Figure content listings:
****
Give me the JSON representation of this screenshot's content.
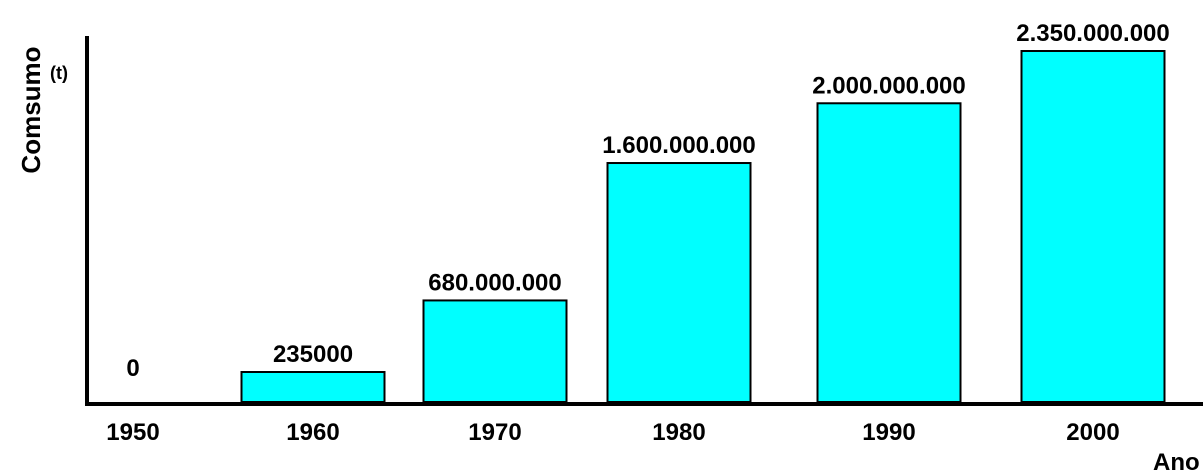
{
  "chart_data": {
    "type": "bar",
    "title": "",
    "ylabel": "Comsumo",
    "yunit": "(t)",
    "xlabel": "Ano",
    "categories": [
      "1950",
      "1960",
      "1970",
      "1980",
      "1990",
      "2000"
    ],
    "values": [
      0,
      235000,
      680000000,
      1600000000,
      2000000000,
      2350000000
    ],
    "value_labels": [
      "0",
      "235000",
      "680.000.000",
      "1.600.000.000",
      "2.000.000.000",
      "2.350.000.000"
    ],
    "ylim": [
      0,
      2350000000
    ],
    "grid": false,
    "legend": "none",
    "colors": {
      "bar": "#00ffff",
      "bar_edge": "#000000",
      "axis": "#000000"
    }
  }
}
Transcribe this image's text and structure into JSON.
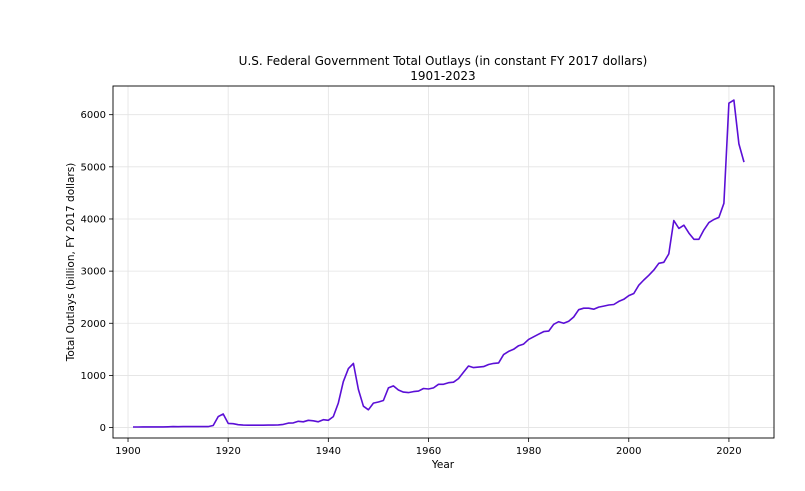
{
  "chart_data": {
    "type": "line",
    "title": "U.S. Federal Government Total Outlays (in constant FY 2017 dollars)",
    "subtitle": "1901-2023",
    "xlabel": "Year",
    "ylabel": "Total Outlays (billion, FY 2017 dollars)",
    "xlim": [
      1897,
      2029
    ],
    "ylim": [
      -200,
      6550
    ],
    "xticks": [
      1900,
      1920,
      1940,
      1960,
      1980,
      2000,
      2020
    ],
    "yticks": [
      0,
      1000,
      2000,
      3000,
      4000,
      5000,
      6000
    ],
    "grid": true,
    "legend": "none",
    "series_color": "#5b0fd6",
    "series": [
      {
        "x": [
          1901,
          1902,
          1903,
          1904,
          1905,
          1906,
          1907,
          1908,
          1909,
          1910,
          1911,
          1912,
          1913,
          1914,
          1915,
          1916,
          1917,
          1918,
          1919,
          1920,
          1921,
          1922,
          1923,
          1924,
          1925,
          1926,
          1927,
          1928,
          1929,
          1930,
          1931,
          1932,
          1933,
          1934,
          1935,
          1936,
          1937,
          1938,
          1939,
          1940,
          1941,
          1942,
          1943,
          1944,
          1945,
          1946,
          1947,
          1948,
          1949,
          1950,
          1951,
          1952,
          1953,
          1954,
          1955,
          1956,
          1957,
          1958,
          1959,
          1960,
          1961,
          1962,
          1963,
          1964,
          1965,
          1966,
          1967,
          1968,
          1969,
          1970,
          1971,
          1972,
          1973,
          1974,
          1975,
          1976,
          1977,
          1978,
          1979,
          1980,
          1981,
          1982,
          1983,
          1984,
          1985,
          1986,
          1987,
          1988,
          1989,
          1990,
          1991,
          1992,
          1993,
          1994,
          1995,
          1996,
          1997,
          1998,
          1999,
          2000,
          2001,
          2002,
          2003,
          2004,
          2005,
          2006,
          2007,
          2008,
          2009,
          2010,
          2011,
          2012,
          2013,
          2014,
          2015,
          2016,
          2017,
          2018,
          2019,
          2020,
          2021,
          2022,
          2023
        ],
        "y": [
          10,
          10,
          12,
          13,
          12,
          12,
          13,
          14,
          18,
          17,
          18,
          18,
          18,
          19,
          18,
          18,
          40,
          210,
          260,
          80,
          75,
          55,
          48,
          45,
          45,
          45,
          45,
          47,
          48,
          52,
          60,
          85,
          90,
          120,
          110,
          140,
          130,
          110,
          150,
          140,
          210,
          470,
          880,
          1130,
          1230,
          730,
          410,
          340,
          470,
          490,
          520,
          760,
          800,
          720,
          680,
          670,
          690,
          700,
          750,
          740,
          760,
          830,
          830,
          860,
          870,
          940,
          1060,
          1180,
          1150,
          1160,
          1170,
          1210,
          1230,
          1240,
          1400,
          1460,
          1500,
          1570,
          1600,
          1690,
          1740,
          1790,
          1840,
          1850,
          1980,
          2030,
          2000,
          2040,
          2120,
          2260,
          2290,
          2290,
          2270,
          2310,
          2330,
          2350,
          2360,
          2420,
          2460,
          2530,
          2570,
          2730,
          2830,
          2920,
          3020,
          3150,
          3170,
          3330,
          3970,
          3820,
          3880,
          3730,
          3610,
          3610,
          3790,
          3930,
          3990,
          4030,
          4300,
          6220,
          6280,
          5440,
          5090
        ]
      }
    ]
  }
}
****
▶ [Work to be completed] Which lines include the word "Total"? List them all.

▶ [Reply]
    "title": "U.S. Federal Government Total Outlays (in constant FY 2017 dollars)",
    "ylabel": "Total Outlays (billion, FY 2017 dollars)",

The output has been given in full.